**Given task**
Word for word, give the material below again, minus any images.
## Start Records for the task
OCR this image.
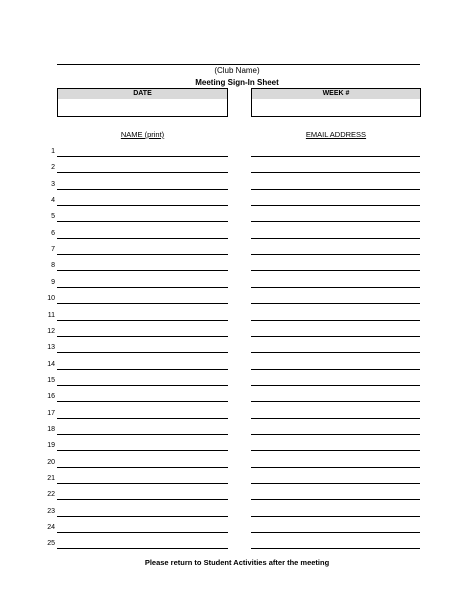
(Club Name)
Meeting Sign-In Sheet
DATE	WEEK #
NAME (print)	EMAIL ADDRESS
1
2
3
4
5
6
7
8
9
10
11
12
13
14
15
16
17
18
19
20
21
22
23
24
25
Please return to Student Activities after the meeting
## End Records for the task
**Finished exercise**
OCR this image.
(Club Name)
Meeting Sign-In Sheet
DATE	WEEK #
NAME (print)	EMAIL ADDRESS
1
2
3
4
5
6
7
8
9
10
11
12
13
14
15
16
17
18
19
20
21
22
23
24
25
Please return to Student Activities after the meeting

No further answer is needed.